● **Work instructions**:
From the entries below, say how many lines carry the word "raison", and give nothing but the number.

● **Records supplied**:
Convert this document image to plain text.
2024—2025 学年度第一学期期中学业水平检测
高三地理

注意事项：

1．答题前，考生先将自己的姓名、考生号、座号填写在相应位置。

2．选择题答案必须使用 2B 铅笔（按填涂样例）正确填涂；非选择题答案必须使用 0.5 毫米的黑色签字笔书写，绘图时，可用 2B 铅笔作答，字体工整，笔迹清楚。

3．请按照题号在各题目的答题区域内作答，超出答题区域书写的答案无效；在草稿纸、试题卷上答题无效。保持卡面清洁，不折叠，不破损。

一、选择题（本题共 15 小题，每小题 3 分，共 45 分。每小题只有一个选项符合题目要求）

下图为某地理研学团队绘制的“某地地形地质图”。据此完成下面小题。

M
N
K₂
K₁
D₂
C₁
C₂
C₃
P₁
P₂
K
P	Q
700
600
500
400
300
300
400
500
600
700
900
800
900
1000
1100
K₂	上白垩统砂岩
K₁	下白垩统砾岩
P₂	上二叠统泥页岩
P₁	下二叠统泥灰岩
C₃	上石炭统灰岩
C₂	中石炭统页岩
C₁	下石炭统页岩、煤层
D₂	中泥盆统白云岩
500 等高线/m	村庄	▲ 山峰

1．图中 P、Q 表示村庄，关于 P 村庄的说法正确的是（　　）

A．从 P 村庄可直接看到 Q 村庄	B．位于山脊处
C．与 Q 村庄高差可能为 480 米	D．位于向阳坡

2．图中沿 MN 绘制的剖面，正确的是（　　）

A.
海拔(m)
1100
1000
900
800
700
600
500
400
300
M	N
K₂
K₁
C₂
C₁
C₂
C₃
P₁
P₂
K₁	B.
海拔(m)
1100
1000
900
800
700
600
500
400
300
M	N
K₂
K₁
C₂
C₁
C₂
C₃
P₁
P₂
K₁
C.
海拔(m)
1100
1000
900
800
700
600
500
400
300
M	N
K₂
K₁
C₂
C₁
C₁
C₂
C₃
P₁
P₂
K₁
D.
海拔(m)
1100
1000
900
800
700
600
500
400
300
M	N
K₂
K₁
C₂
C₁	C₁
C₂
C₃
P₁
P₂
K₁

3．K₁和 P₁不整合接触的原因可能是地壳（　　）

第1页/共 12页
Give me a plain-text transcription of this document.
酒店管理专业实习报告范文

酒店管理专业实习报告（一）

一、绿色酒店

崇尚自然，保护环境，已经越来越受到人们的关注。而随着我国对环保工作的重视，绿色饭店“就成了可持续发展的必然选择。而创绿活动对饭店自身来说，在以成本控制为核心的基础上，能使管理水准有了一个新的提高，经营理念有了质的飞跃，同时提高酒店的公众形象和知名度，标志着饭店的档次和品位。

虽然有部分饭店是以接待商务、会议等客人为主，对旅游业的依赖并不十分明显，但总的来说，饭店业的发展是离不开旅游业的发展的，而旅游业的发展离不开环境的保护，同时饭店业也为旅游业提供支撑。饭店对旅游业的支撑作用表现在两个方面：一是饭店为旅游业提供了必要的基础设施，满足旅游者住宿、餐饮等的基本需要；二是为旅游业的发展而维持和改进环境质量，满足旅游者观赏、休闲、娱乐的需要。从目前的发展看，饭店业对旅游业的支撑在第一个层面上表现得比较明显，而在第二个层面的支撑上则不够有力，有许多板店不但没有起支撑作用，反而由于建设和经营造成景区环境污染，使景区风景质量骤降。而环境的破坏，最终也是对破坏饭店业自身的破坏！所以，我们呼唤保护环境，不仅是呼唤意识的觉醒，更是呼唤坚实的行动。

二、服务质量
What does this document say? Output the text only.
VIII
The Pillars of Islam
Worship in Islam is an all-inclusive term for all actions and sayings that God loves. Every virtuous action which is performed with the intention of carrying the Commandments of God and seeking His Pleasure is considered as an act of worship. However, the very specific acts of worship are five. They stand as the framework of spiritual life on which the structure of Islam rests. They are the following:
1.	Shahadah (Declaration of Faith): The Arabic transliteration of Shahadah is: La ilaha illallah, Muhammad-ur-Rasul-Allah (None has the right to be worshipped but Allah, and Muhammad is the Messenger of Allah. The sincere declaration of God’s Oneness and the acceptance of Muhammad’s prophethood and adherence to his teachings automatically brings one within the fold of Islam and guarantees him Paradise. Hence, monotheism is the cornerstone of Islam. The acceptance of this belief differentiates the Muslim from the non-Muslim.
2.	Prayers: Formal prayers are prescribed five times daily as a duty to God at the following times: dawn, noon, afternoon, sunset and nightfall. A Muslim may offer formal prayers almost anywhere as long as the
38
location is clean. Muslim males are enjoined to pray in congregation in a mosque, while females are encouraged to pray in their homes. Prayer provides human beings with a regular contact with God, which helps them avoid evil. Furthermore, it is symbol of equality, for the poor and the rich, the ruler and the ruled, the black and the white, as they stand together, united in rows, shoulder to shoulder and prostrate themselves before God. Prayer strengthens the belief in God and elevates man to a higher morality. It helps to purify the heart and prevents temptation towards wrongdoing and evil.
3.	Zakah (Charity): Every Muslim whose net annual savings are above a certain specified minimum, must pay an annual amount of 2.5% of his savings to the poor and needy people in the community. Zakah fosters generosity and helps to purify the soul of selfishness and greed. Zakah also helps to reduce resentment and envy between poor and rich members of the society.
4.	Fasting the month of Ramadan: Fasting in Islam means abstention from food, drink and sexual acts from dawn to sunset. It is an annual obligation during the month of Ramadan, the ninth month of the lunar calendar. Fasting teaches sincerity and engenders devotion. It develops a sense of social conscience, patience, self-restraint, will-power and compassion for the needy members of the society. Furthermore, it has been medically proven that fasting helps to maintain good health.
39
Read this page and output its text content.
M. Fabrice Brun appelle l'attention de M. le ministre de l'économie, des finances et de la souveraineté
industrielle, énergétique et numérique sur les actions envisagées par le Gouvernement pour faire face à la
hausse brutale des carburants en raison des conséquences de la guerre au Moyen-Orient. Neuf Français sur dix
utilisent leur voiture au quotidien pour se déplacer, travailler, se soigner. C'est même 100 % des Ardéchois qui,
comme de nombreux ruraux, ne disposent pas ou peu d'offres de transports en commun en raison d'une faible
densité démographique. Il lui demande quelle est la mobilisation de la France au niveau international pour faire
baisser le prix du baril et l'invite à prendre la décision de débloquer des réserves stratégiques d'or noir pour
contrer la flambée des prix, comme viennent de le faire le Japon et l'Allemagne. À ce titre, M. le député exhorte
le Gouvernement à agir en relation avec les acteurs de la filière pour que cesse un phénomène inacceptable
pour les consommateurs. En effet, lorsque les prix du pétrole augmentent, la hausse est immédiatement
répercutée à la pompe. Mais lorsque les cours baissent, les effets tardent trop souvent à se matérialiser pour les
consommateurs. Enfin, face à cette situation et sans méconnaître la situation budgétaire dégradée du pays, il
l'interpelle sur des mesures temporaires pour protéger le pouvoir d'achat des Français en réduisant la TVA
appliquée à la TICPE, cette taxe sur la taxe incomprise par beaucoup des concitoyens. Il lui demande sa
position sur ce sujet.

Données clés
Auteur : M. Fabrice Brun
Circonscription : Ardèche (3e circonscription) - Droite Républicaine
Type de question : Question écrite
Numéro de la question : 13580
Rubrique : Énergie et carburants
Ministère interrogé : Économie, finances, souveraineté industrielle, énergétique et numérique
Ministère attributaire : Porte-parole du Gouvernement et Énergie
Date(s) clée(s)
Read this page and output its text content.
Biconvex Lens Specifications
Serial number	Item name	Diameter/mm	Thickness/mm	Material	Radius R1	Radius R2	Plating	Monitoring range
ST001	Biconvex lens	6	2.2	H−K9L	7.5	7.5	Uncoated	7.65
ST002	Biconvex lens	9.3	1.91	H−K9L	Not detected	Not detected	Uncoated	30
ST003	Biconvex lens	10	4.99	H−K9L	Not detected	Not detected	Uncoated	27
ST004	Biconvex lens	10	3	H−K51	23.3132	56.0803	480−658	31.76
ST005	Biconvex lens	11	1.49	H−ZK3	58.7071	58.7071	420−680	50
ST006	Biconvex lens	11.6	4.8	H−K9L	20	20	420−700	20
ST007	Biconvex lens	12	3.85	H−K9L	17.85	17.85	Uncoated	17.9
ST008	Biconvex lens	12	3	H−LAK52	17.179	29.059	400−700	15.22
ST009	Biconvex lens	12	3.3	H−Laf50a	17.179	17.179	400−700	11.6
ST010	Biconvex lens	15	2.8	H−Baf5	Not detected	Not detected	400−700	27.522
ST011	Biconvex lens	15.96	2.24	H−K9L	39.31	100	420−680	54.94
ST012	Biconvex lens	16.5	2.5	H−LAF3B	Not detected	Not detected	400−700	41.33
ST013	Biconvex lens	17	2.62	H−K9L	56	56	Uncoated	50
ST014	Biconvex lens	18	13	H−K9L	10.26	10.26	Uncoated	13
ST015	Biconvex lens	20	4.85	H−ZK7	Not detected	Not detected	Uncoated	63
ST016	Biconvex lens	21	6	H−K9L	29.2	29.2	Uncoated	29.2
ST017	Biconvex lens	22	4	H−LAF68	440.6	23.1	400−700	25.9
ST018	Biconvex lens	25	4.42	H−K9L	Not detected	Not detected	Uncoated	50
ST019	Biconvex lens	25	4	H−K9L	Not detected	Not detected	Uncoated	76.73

● **Answer to the exercise**:
2